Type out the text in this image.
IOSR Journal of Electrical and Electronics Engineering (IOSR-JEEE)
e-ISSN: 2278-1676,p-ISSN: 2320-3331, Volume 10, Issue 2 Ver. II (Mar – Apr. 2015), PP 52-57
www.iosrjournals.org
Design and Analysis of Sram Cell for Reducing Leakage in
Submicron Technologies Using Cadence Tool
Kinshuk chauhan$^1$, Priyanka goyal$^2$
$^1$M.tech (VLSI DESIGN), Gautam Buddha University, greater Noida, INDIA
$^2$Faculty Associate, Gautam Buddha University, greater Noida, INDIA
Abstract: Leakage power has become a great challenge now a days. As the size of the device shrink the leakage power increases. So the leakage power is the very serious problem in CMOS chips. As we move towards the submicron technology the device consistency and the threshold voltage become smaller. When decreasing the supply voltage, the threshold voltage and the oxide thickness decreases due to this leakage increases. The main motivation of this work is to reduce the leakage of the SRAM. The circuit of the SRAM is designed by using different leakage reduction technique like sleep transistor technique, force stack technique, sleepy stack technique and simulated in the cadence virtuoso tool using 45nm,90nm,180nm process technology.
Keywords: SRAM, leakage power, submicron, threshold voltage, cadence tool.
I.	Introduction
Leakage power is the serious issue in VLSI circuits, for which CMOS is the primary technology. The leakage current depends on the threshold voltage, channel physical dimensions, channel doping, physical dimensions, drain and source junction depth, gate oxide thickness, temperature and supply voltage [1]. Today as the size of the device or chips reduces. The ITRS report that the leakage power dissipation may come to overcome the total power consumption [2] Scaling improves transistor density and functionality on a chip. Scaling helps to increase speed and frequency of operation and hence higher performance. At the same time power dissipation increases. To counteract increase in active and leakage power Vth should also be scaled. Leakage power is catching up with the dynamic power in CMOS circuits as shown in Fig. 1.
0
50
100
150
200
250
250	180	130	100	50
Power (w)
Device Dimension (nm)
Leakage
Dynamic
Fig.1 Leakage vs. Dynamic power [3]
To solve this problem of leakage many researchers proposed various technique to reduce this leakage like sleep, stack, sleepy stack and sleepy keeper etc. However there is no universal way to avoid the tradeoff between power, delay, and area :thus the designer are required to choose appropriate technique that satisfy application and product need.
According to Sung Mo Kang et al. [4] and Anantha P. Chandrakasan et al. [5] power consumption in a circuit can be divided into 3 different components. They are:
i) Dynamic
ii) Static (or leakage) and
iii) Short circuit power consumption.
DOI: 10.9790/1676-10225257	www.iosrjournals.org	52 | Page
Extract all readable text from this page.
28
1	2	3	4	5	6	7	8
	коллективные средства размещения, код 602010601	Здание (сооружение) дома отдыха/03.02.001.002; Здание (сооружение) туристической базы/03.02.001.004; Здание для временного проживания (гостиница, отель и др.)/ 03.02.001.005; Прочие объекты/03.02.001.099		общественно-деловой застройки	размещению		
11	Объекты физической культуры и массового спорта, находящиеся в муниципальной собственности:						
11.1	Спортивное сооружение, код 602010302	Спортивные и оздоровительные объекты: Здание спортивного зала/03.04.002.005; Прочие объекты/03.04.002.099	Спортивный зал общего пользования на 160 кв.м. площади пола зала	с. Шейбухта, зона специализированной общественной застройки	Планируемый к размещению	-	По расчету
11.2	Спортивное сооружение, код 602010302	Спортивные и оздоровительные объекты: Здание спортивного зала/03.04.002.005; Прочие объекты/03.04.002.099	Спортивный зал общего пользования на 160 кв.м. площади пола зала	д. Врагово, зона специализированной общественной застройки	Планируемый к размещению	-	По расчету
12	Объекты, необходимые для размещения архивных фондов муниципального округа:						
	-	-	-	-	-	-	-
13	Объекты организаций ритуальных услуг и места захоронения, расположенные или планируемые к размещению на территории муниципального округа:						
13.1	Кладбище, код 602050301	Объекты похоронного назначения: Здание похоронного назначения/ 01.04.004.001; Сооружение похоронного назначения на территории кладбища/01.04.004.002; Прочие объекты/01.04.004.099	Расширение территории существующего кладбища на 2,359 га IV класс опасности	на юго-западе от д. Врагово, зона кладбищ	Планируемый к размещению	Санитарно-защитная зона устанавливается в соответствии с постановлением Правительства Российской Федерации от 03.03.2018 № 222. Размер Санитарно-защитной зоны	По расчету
········
- _REQUEST_
Find the lines containing "text" and list every one of them.

- _RESULT_
Type out the text in this image.
Extract all readable text from this page.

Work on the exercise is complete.